Problem to work on: Pull every line that holds the word "this" from the entries.

Dataset records:
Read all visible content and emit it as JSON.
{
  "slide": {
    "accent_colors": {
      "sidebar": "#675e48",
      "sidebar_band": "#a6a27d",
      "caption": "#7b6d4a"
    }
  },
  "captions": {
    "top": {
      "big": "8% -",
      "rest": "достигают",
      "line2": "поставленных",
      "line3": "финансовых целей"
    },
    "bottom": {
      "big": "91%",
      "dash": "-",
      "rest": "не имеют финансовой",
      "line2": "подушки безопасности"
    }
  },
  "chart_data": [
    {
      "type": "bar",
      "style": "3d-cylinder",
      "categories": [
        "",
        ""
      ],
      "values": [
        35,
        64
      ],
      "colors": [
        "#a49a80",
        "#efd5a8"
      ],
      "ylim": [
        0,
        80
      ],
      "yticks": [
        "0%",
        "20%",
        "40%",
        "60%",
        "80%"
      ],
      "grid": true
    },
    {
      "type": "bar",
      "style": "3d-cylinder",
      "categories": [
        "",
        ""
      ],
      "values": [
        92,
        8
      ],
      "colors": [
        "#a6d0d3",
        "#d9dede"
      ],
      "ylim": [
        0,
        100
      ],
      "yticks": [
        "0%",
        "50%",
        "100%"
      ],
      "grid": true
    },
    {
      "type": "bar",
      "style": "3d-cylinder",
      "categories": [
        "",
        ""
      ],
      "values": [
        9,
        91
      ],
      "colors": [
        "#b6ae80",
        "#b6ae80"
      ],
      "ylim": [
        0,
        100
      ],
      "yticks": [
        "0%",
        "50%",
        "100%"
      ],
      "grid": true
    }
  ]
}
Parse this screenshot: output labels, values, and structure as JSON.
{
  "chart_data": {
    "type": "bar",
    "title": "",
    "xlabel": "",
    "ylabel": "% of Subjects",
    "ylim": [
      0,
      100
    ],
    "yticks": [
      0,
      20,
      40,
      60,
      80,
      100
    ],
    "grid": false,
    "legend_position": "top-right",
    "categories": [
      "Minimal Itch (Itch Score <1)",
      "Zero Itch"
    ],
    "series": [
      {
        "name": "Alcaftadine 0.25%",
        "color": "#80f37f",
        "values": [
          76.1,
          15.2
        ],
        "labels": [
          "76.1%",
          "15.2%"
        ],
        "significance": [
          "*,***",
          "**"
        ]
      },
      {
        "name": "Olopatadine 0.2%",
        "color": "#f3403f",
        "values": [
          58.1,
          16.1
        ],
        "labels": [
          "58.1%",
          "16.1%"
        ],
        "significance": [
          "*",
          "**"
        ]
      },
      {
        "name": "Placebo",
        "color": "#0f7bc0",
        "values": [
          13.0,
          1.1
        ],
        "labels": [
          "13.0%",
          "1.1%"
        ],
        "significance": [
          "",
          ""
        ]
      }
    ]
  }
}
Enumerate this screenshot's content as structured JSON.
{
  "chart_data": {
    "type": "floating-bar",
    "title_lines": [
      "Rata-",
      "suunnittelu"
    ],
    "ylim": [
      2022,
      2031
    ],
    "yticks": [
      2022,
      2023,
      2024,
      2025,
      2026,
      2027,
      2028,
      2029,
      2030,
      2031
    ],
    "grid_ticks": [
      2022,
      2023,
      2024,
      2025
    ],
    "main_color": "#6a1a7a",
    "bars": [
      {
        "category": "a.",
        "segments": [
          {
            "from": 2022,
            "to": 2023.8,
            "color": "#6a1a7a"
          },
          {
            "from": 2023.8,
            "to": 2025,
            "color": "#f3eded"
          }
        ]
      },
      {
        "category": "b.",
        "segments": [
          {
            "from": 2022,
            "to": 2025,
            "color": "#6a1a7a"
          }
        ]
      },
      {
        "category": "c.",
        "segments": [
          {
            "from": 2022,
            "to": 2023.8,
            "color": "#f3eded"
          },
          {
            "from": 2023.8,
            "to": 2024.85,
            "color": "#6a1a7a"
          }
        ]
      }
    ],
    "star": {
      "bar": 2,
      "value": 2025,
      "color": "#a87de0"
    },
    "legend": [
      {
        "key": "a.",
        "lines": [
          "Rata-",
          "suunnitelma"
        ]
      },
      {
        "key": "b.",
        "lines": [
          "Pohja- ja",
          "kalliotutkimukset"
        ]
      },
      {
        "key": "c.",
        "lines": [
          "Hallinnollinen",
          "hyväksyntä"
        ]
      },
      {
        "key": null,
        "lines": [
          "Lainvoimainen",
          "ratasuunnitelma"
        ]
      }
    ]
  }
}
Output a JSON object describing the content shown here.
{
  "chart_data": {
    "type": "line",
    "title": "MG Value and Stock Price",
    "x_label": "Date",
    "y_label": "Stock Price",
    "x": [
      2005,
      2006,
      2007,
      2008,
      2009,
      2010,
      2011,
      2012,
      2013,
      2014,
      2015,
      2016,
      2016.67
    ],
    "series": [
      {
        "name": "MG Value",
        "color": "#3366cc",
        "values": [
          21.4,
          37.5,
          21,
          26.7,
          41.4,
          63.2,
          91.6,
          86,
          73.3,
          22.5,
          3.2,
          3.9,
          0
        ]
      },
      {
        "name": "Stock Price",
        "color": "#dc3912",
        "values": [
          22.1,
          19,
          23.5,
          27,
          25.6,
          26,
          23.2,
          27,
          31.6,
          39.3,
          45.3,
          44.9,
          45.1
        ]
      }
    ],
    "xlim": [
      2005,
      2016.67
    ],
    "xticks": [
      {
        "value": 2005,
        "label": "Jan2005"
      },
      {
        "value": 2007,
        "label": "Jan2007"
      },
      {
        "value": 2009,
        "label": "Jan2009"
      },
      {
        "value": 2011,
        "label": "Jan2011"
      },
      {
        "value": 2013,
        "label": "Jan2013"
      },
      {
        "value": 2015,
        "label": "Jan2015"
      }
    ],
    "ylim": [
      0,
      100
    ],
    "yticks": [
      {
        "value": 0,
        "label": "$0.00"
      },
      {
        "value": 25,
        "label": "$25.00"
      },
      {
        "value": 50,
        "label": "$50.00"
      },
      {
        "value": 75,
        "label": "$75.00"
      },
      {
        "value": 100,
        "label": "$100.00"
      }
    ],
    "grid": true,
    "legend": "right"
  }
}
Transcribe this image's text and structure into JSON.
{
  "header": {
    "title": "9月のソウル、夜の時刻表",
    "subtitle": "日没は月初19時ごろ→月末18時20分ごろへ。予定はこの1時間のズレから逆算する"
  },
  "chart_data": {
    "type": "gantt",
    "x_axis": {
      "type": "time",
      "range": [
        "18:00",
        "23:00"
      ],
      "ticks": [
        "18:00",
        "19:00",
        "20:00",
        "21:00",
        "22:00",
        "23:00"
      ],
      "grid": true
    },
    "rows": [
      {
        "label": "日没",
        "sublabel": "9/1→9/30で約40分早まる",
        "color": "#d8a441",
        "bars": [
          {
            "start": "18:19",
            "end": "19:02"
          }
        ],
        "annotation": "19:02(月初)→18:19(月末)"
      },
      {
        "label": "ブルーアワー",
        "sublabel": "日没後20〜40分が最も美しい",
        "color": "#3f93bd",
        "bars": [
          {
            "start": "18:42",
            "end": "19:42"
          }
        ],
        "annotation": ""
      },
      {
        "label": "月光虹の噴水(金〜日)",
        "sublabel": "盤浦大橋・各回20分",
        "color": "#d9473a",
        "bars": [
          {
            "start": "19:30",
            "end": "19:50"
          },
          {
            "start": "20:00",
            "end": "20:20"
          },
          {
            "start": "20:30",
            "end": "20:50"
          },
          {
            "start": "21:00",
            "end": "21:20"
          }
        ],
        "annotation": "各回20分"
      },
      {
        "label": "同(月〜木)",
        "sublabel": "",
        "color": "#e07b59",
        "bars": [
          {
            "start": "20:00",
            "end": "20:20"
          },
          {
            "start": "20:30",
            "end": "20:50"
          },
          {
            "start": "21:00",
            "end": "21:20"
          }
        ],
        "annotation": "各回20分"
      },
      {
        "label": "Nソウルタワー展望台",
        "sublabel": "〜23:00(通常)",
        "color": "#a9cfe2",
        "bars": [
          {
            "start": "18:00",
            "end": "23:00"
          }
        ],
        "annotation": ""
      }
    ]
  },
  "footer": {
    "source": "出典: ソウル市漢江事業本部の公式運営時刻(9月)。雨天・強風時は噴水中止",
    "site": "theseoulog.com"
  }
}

Finished exercise:
Parse this screenshot: output labels, values, and structure as JSON.
Enumerate this screenshot's content as structured JSON.
Transcribe this image's text and structure into JSON.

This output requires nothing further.